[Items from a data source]
● ● ●

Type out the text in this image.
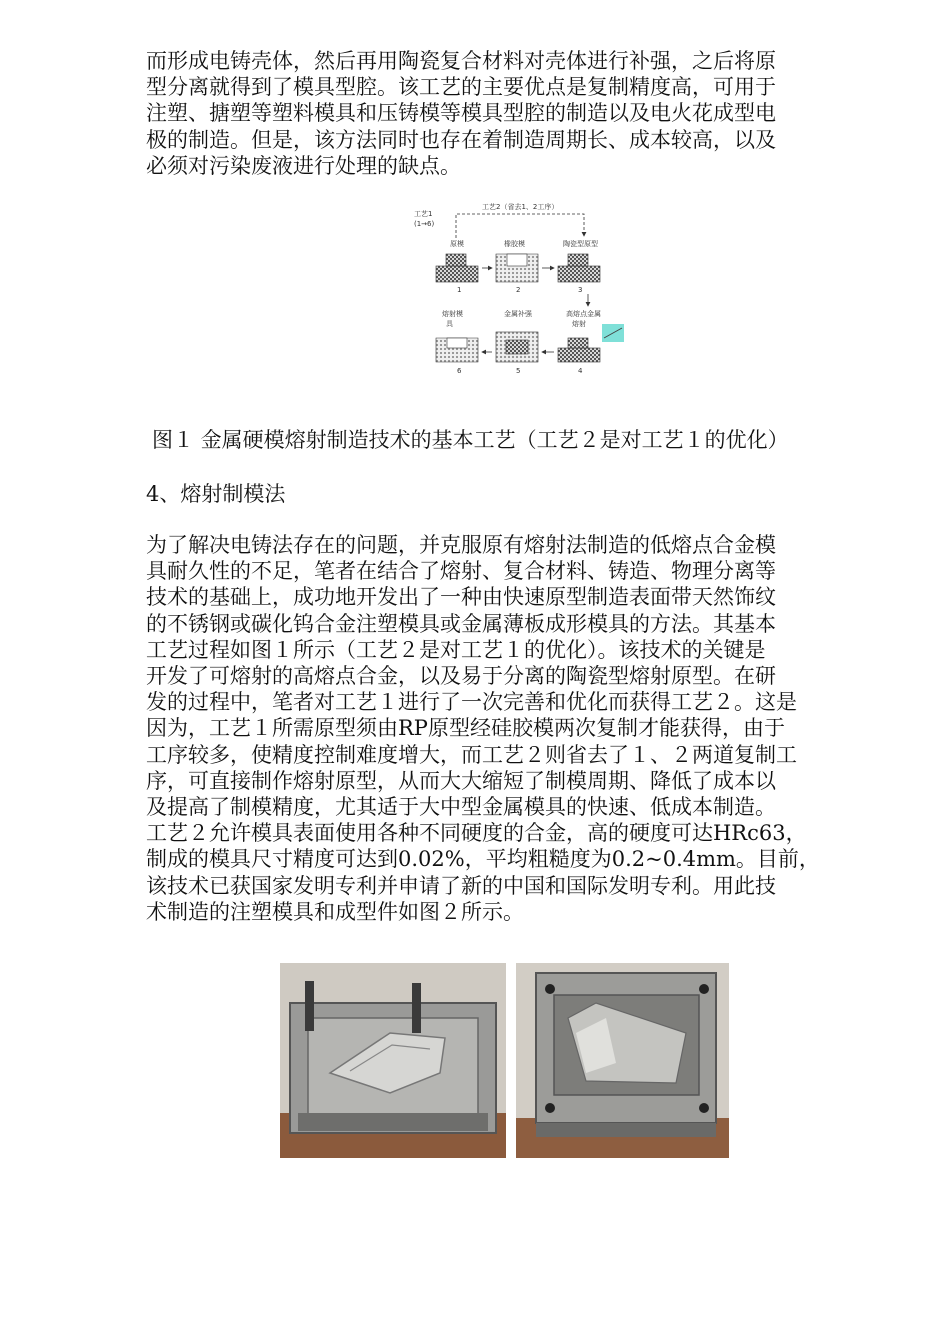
而形成电铸壳体，然后再用陶瓷复合材料对壳体进行补强，之后将原
型分离就得到了模具型腔。该工艺的主要优点是复制精度高，可用于
注塑、搪塑等塑料模具和压铸模等模具型腔的制造以及电火花成型电
极的制造。但是，该方法同时也存在着制造周期长、成本较高，以及
必须对污染废液进行处理的缺点。
工艺1
(1→6)
工艺2（省去1、2工序）
原模	橡胶模	陶瓷型原型
高熔点金属
熔射
金属补强
熔射模
具
1	2	3
4
5
6
图１ 金属硬模熔射制造技术的基本工艺（工艺２是对工艺１的优化）
4、熔射制模法
为了解决电铸法存在的问题，并克服原有熔射法制造的低熔点合金模
具耐久性的不足，笔者在结合了熔射、复合材料、铸造、物理分离等
技术的基础上，成功地开发出了一种由快速原型制造表面带天然饰纹
的不锈钢或碳化钨合金注塑模具或金属薄板成形模具的方法。其基本
工艺过程如图１所示（工艺２是对工艺１的优化）。该技术的关键是
开发了可熔射的高熔点合金，以及易于分离的陶瓷型熔射原型。在研
发的过程中，笔者对工艺１进行了一次完善和优化而获得工艺２。这是
因为，工艺１所需原型须由RP原型经硅胶模两次复制才能获得，由于
工序较多，使精度控制难度增大，而工艺２则省去了１、２两道复制工
序，可直接制作熔射原型，从而大大缩短了制模周期、降低了成本以
及提高了制模精度，尤其适于大中型金属模具的快速、低成本制造。
工艺２允许模具表面使用各种不同硬度的合金，高的硬度可达HRc63，
制成的模具尺寸精度可达到0.02%，平均粗糙度为0.2~0.4mm。目前，
该技术已获国家发明专利并申请了新的中国和国际发明专利。用此技
术制造的注塑模具和成型件如图２所示。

● ● ●

Every record must be copied exactly, with images dropped from the result.

- **ANSWER BELOW**:
Type out the text in this image.
而形成电铸壳体，然后再用陶瓷复合材料对壳体进行补强，之后将原
型分离就得到了模具型腔。该工艺的主要优点是复制精度高，可用于
注塑、搪塑等塑料模具和压铸模等模具型腔的制造以及电火花成型电
极的制造。但是，该方法同时也存在着制造周期长、成本较高，以及
必须对污染废液进行处理的缺点。
工艺1
(1→6)
工艺2（省去1、2工序）
原模	橡胶模	陶瓷型原型
高熔点金属
熔射
金属补强
熔射模
具
1	2	3
4
5
6
图１ 金属硬模熔射制造技术的基本工艺（工艺２是对工艺１的优化）
4、熔射制模法
为了解决电铸法存在的问题，并克服原有熔射法制造的低熔点合金模
具耐久性的不足，笔者在结合了熔射、复合材料、铸造、物理分离等
技术的基础上，成功地开发出了一种由快速原型制造表面带天然饰纹
的不锈钢或碳化钨合金注塑模具或金属薄板成形模具的方法。其基本
工艺过程如图１所示（工艺２是对工艺１的优化）。该技术的关键是
开发了可熔射的高熔点合金，以及易于分离的陶瓷型熔射原型。在研
发的过程中，笔者对工艺１进行了一次完善和优化而获得工艺２。这是
因为，工艺１所需原型须由RP原型经硅胶模两次复制才能获得，由于
工序较多，使精度控制难度增大，而工艺２则省去了１、２两道复制工
序，可直接制作熔射原型，从而大大缩短了制模周期、降低了成本以
及提高了制模精度，尤其适于大中型金属模具的快速、低成本制造。
工艺２允许模具表面使用各种不同硬度的合金，高的硬度可达HRc63，
制成的模具尺寸精度可达到0.02%，平均粗糙度为0.2~0.4mm。目前，
该技术已获国家发明专利并申请了新的中国和国际发明专利。用此技
术制造的注塑模具和成型件如图２所示。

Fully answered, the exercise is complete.